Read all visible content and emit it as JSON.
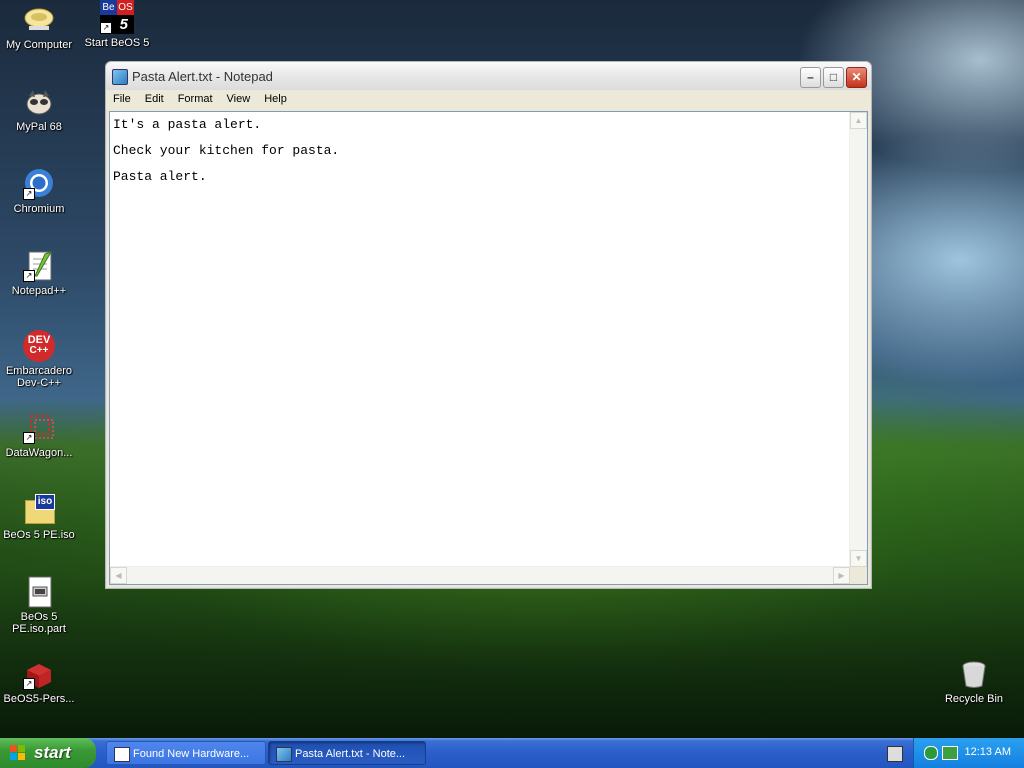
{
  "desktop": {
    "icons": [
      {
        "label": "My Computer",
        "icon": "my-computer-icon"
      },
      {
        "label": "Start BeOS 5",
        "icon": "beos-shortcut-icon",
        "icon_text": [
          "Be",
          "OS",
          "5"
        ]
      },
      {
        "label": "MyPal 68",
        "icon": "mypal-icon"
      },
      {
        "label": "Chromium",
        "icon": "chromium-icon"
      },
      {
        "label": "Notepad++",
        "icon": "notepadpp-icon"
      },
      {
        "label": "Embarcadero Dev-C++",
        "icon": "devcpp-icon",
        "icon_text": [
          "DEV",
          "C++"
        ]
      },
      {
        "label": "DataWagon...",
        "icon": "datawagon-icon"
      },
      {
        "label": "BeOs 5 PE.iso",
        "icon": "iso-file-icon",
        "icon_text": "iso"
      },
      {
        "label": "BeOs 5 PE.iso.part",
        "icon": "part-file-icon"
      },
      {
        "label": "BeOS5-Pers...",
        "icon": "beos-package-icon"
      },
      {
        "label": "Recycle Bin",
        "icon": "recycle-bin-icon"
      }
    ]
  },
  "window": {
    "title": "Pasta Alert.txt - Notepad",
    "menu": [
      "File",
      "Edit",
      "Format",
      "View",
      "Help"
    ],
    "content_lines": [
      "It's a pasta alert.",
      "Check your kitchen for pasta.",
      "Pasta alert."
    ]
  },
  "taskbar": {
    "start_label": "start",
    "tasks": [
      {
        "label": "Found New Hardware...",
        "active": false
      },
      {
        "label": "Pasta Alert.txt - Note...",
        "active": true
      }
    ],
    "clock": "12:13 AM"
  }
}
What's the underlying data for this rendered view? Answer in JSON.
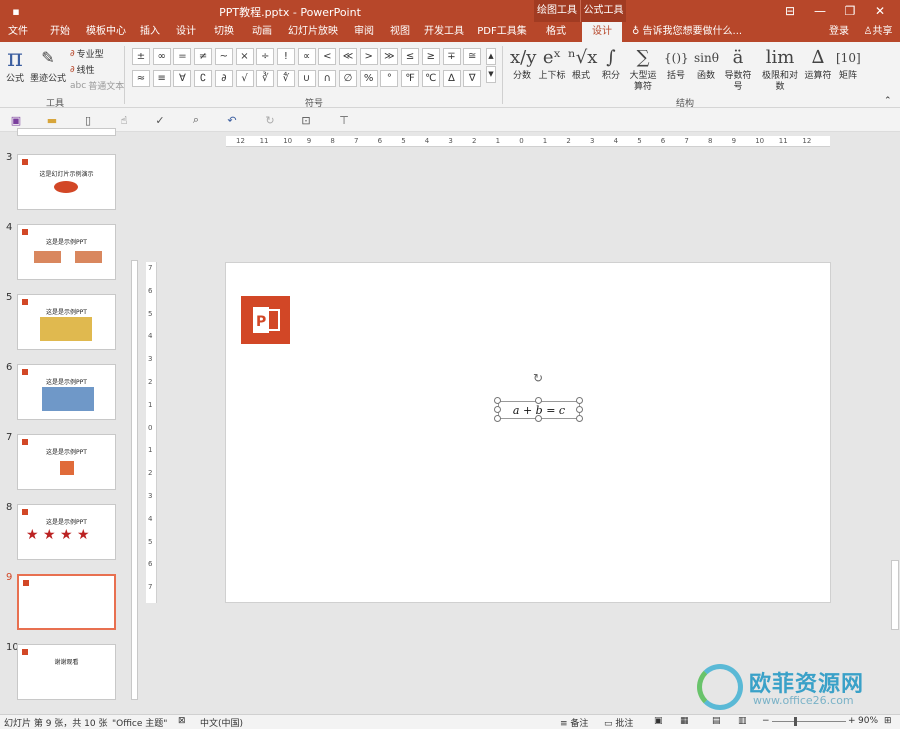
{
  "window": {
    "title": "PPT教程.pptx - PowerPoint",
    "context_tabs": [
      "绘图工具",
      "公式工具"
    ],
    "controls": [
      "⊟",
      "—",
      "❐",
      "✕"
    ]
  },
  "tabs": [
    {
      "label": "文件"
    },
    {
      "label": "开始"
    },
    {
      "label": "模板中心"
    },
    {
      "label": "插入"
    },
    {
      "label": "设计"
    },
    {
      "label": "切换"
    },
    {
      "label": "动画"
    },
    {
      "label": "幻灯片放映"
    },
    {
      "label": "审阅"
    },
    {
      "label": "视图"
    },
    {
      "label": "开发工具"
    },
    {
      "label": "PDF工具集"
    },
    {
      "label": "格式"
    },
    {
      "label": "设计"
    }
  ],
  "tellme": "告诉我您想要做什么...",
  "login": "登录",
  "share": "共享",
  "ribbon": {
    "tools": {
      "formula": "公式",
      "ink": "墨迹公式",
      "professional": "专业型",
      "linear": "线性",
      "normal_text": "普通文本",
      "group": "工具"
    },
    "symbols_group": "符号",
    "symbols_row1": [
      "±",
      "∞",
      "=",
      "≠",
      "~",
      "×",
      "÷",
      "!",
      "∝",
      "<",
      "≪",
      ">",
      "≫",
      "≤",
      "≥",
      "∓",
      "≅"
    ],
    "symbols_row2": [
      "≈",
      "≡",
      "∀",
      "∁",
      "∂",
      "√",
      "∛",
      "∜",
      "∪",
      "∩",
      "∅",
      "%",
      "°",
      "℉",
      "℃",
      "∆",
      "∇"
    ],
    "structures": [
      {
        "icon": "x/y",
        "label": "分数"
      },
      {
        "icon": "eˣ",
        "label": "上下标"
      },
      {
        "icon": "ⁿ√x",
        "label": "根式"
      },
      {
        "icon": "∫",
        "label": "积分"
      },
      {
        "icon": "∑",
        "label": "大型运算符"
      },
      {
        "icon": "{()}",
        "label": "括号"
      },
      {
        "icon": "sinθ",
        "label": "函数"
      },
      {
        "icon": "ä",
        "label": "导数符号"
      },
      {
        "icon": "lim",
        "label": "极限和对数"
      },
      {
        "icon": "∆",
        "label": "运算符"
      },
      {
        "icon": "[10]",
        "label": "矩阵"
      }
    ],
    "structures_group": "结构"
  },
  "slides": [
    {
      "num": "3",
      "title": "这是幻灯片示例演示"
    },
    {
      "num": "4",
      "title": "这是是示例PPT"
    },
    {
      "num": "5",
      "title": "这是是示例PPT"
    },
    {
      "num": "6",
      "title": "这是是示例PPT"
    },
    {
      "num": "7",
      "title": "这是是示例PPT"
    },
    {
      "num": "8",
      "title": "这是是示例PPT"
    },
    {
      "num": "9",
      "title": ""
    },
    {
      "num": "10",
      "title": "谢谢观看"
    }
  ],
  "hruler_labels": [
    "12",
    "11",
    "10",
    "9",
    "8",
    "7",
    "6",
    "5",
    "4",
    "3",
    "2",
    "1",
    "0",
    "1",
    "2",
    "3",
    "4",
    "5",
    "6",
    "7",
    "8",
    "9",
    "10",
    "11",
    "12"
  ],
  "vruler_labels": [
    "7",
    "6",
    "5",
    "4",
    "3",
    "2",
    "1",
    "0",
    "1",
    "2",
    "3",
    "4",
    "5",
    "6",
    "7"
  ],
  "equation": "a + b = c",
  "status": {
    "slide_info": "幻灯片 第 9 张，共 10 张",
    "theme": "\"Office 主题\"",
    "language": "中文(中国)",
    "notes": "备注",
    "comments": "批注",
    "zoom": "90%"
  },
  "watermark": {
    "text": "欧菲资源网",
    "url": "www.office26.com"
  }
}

[Given task] Reproduce the full listing faithfully, but do not carry over any pictures.

[Exercise answer]
Read all visible content and emit it as JSON.
{
  "desktop": {
    "icons": [
      {
        "label": "My Computer",
        "icon": "my-computer-icon"
      },
      {
        "label": "Start BeOS 5",
        "icon": "beos-shortcut-icon",
        "icon_text": [
          "Be",
          "OS",
          "5"
        ]
      },
      {
        "label": "MyPal 68",
        "icon": "mypal-icon"
      },
      {
        "label": "Chromium",
        "icon": "chromium-icon"
      },
      {
        "label": "Notepad++",
        "icon": "notepadpp-icon"
      },
      {
        "label": "Embarcadero Dev-C++",
        "icon": "devcpp-icon",
        "icon_text": [
          "DEV",
          "C++"
        ]
      },
      {
        "label": "DataWagon...",
        "icon": "datawagon-icon"
      },
      {
        "label": "BeOs 5 PE.iso",
        "icon": "iso-file-icon",
        "icon_text": "iso"
      },
      {
        "label": "BeOs 5 PE.iso.part",
        "icon": "part-file-icon"
      },
      {
        "label": "BeOS5-Pers...",
        "icon": "beos-package-icon"
      },
      {
        "label": "Recycle Bin",
        "icon": "recycle-bin-icon"
      }
    ]
  },
  "window": {
    "title": "Pasta Alert.txt - Notepad",
    "menu": [
      "File",
      "Edit",
      "Format",
      "View",
      "Help"
    ],
    "content_lines": [
      "It's a pasta alert.",
      "Check your kitchen for pasta.",
      "Pasta alert."
    ]
  },
  "taskbar": {
    "start_label": "start",
    "tasks": [
      {
        "label": "Found New Hardware...",
        "active": false
      },
      {
        "label": "Pasta Alert.txt - Note...",
        "active": true
      }
    ],
    "clock": "12:13 AM"
  }
}
What's the underlying data for this rendered view? Answer in JSON.
{
  "window": {
    "title": "PPT教程.pptx - PowerPoint",
    "context_tabs": [
      "绘图工具",
      "公式工具"
    ],
    "controls": [
      "⊟",
      "—",
      "❐",
      "✕"
    ]
  },
  "tabs": [
    {
      "label": "文件"
    },
    {
      "label": "开始"
    },
    {
      "label": "模板中心"
    },
    {
      "label": "插入"
    },
    {
      "label": "设计"
    },
    {
      "label": "切换"
    },
    {
      "label": "动画"
    },
    {
      "label": "幻灯片放映"
    },
    {
      "label": "审阅"
    },
    {
      "label": "视图"
    },
    {
      "label": "开发工具"
    },
    {
      "label": "PDF工具集"
    },
    {
      "label": "格式"
    },
    {
      "label": "设计"
    }
  ],
  "tellme": "告诉我您想要做什么...",
  "login": "登录",
  "share": "共享",
  "ribbon": {
    "tools": {
      "formula": "公式",
      "ink": "墨迹公式",
      "professional": "专业型",
      "linear": "线性",
      "normal_text": "普通文本",
      "group": "工具"
    },
    "symbols_group": "符号",
    "symbols_row1": [
      "±",
      "∞",
      "=",
      "≠",
      "~",
      "×",
      "÷",
      "!",
      "∝",
      "<",
      "≪",
      ">",
      "≫",
      "≤",
      "≥",
      "∓",
      "≅"
    ],
    "symbols_row2": [
      "≈",
      "≡",
      "∀",
      "∁",
      "∂",
      "√",
      "∛",
      "∜",
      "∪",
      "∩",
      "∅",
      "%",
      "°",
      "℉",
      "℃",
      "∆",
      "∇"
    ],
    "structures": [
      {
        "icon": "x/y",
        "label": "分数"
      },
      {
        "icon": "eˣ",
        "label": "上下标"
      },
      {
        "icon": "ⁿ√x",
        "label": "根式"
      },
      {
        "icon": "∫",
        "label": "积分"
      },
      {
        "icon": "∑",
        "label": "大型运算符"
      },
      {
        "icon": "{()}",
        "label": "括号"
      },
      {
        "icon": "sinθ",
        "label": "函数"
      },
      {
        "icon": "ä",
        "label": "导数符号"
      },
      {
        "icon": "lim",
        "label": "极限和对数"
      },
      {
        "icon": "∆",
        "label": "运算符"
      },
      {
        "icon": "[10]",
        "label": "矩阵"
      }
    ],
    "structures_group": "结构"
  },
  "slides": [
    {
      "num": "3",
      "title": "这是幻灯片示例演示"
    },
    {
      "num": "4",
      "title": "这是是示例PPT"
    },
    {
      "num": "5",
      "title": "这是是示例PPT"
    },
    {
      "num": "6",
      "title": "这是是示例PPT"
    },
    {
      "num": "7",
      "title": "这是是示例PPT"
    },
    {
      "num": "8",
      "title": "这是是示例PPT"
    },
    {
      "num": "9",
      "title": ""
    },
    {
      "num": "10",
      "title": "谢谢观看"
    }
  ],
  "hruler_labels": [
    "12",
    "11",
    "10",
    "9",
    "8",
    "7",
    "6",
    "5",
    "4",
    "3",
    "2",
    "1",
    "0",
    "1",
    "2",
    "3",
    "4",
    "5",
    "6",
    "7",
    "8",
    "9",
    "10",
    "11",
    "12"
  ],
  "vruler_labels": [
    "7",
    "6",
    "5",
    "4",
    "3",
    "2",
    "1",
    "0",
    "1",
    "2",
    "3",
    "4",
    "5",
    "6",
    "7"
  ],
  "equation": "a + b = c",
  "status": {
    "slide_info": "幻灯片 第 9 张，共 10 张",
    "theme": "\"Office 主题\"",
    "language": "中文(中国)",
    "notes": "备注",
    "comments": "批注",
    "zoom": "90%"
  },
  "watermark": {
    "text": "欧菲资源网",
    "url": "www.office26.com"
  }
}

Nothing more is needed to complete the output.